* _GIVEN PROBLEM_
Note each line of the listing that contains the string "소정근로시간", and copy it.

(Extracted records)
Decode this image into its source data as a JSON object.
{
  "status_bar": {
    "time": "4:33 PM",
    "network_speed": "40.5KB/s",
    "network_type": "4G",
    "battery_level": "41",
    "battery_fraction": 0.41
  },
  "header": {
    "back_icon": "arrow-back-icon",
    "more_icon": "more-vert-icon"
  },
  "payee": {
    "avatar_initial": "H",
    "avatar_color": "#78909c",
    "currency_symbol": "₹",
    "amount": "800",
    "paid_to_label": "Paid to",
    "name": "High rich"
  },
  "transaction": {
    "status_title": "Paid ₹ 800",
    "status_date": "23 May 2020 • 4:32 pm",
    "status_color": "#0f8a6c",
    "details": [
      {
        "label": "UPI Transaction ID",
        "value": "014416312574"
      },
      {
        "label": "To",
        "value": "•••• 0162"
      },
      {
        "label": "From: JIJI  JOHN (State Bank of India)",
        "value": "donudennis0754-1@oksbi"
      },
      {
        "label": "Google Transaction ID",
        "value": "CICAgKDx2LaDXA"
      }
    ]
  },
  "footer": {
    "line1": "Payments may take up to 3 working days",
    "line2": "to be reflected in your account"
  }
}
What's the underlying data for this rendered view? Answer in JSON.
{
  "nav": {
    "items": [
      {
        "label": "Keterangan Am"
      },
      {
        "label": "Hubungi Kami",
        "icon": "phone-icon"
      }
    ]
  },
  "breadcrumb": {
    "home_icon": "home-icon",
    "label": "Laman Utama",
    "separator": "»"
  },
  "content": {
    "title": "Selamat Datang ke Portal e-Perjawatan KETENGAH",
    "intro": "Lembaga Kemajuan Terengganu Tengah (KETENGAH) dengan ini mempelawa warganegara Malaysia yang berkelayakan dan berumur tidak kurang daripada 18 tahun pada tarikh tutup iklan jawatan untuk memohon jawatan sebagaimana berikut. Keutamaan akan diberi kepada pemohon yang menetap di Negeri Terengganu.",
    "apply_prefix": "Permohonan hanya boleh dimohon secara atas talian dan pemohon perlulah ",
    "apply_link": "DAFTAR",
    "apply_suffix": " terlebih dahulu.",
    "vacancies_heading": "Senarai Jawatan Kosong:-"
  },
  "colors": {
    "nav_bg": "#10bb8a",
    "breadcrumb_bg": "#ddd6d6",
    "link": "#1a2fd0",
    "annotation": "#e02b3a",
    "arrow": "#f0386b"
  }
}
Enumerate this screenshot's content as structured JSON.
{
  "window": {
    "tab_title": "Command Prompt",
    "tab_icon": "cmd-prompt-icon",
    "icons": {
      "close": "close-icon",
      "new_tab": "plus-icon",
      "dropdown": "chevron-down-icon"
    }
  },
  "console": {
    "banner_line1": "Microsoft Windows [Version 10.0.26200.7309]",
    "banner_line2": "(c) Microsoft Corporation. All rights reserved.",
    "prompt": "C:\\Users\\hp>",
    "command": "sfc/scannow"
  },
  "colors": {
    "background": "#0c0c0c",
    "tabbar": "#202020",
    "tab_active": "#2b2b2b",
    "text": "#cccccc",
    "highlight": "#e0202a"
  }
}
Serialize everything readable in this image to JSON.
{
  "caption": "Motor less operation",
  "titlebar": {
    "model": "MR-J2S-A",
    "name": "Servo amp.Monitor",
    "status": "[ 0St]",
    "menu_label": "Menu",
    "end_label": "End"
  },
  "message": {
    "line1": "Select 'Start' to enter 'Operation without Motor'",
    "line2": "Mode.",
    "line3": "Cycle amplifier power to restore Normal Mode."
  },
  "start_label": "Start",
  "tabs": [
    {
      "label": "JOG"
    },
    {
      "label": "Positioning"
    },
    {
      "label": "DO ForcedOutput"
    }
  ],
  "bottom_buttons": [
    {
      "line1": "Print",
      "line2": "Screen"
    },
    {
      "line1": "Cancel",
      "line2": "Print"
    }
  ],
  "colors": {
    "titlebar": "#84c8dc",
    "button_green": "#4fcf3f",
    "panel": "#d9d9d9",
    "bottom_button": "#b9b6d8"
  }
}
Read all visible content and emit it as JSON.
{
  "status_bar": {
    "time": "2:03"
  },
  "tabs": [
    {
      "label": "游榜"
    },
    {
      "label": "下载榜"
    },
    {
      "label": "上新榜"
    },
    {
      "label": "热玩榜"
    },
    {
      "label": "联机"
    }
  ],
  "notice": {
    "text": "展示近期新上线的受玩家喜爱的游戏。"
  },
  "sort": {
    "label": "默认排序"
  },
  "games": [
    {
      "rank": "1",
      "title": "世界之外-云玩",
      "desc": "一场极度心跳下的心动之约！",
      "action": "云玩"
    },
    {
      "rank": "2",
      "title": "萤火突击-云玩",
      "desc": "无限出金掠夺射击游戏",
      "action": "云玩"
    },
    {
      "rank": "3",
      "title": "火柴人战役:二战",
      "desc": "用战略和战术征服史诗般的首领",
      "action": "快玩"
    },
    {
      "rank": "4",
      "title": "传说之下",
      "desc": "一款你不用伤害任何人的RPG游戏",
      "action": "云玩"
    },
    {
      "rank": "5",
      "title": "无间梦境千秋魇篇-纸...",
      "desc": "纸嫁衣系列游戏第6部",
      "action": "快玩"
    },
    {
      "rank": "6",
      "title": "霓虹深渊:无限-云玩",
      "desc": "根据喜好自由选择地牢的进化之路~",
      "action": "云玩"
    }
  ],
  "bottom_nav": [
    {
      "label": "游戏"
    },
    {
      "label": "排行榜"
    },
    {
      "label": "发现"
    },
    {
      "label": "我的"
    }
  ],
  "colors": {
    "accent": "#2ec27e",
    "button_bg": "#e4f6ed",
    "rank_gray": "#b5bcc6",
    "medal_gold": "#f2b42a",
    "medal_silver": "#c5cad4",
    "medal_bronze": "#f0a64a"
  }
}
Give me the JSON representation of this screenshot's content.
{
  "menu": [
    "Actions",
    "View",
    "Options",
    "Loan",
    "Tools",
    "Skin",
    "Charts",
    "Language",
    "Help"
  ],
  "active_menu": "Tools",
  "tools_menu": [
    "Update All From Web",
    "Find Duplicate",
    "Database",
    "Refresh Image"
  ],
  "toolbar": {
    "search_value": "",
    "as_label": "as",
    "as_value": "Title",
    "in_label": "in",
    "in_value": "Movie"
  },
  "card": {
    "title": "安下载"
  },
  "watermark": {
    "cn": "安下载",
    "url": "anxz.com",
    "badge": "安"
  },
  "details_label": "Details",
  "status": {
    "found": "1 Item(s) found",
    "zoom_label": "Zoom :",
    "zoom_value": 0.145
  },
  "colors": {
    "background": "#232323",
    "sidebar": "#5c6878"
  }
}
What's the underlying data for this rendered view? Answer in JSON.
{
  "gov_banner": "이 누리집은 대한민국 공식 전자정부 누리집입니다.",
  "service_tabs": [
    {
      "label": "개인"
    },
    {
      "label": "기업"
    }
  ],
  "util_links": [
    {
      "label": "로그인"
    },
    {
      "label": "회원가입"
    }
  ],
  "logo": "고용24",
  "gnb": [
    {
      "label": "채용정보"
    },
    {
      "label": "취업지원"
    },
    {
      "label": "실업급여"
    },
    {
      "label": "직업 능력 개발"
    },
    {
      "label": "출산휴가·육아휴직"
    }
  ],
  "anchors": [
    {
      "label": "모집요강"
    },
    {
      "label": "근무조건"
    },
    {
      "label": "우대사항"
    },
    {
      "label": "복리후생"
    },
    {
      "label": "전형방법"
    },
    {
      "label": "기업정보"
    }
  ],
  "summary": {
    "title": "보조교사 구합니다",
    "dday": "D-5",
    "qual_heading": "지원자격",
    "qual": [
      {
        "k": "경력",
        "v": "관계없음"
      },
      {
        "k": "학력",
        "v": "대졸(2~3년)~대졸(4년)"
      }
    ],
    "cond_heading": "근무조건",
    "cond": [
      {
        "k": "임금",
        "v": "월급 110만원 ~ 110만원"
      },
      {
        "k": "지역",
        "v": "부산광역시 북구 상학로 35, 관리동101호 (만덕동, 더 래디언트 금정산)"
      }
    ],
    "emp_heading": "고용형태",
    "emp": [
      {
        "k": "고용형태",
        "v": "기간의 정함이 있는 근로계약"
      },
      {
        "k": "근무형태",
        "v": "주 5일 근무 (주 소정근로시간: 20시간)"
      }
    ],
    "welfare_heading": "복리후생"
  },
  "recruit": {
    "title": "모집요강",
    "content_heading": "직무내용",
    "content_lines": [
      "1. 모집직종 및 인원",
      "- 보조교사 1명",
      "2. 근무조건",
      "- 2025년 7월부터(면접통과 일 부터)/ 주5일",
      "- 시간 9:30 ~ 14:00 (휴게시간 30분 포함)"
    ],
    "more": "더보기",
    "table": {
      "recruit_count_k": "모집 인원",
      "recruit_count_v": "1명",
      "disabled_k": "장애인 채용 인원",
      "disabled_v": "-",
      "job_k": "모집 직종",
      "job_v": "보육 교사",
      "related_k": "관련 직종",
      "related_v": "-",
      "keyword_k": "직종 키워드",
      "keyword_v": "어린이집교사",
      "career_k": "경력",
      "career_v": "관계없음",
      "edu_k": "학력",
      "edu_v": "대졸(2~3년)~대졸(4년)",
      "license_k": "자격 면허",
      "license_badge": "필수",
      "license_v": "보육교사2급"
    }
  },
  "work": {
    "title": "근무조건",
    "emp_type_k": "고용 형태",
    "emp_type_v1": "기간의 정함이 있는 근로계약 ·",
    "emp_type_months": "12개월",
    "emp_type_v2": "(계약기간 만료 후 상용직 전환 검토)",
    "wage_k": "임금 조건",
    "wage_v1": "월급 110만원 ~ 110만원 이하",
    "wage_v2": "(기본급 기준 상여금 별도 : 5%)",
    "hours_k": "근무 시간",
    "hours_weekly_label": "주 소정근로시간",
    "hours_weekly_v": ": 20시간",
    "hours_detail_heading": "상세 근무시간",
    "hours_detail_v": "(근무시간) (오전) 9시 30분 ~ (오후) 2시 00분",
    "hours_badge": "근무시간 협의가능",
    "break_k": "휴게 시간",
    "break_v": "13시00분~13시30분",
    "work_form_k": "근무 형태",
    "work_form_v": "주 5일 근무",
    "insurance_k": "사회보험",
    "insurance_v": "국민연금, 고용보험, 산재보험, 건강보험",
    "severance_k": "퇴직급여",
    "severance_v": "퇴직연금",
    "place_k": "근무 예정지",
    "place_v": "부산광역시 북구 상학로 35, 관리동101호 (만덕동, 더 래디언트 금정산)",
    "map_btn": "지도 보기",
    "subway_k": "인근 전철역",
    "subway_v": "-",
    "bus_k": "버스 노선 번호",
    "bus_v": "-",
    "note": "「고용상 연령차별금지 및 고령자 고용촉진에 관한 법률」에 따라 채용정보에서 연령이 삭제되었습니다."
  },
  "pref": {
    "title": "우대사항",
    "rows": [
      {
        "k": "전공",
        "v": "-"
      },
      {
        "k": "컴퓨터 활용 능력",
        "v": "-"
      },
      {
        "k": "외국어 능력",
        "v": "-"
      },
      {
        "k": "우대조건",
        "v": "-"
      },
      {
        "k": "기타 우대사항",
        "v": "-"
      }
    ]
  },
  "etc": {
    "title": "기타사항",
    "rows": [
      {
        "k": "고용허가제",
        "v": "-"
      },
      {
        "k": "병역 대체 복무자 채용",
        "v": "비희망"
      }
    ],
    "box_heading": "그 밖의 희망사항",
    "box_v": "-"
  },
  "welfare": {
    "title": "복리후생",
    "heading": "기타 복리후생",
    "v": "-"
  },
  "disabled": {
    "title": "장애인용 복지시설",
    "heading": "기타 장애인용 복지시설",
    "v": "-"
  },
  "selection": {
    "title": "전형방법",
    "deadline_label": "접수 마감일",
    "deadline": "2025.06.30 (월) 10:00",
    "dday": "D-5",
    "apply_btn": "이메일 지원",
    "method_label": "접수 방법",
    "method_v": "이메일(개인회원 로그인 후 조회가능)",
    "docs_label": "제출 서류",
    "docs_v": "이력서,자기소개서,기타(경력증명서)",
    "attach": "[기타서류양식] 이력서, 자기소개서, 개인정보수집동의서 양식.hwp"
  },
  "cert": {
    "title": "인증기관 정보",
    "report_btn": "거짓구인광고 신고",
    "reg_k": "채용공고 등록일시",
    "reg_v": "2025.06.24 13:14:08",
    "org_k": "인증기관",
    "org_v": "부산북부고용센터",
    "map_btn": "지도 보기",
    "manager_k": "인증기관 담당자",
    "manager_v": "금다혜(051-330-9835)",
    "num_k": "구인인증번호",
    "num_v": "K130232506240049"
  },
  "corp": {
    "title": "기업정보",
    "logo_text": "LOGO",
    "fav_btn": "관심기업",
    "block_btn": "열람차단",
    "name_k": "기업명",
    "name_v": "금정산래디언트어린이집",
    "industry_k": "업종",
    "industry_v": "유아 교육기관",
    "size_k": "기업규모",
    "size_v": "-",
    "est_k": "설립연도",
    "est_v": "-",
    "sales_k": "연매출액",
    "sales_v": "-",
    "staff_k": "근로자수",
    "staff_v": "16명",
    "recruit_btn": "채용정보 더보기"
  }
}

* _RESULT OF THE EXERCISE_
        "v": "주 5일 근무 (주 소정근로시간: 20시간)"
    "hours_weekly_label": "주 소정근로시간",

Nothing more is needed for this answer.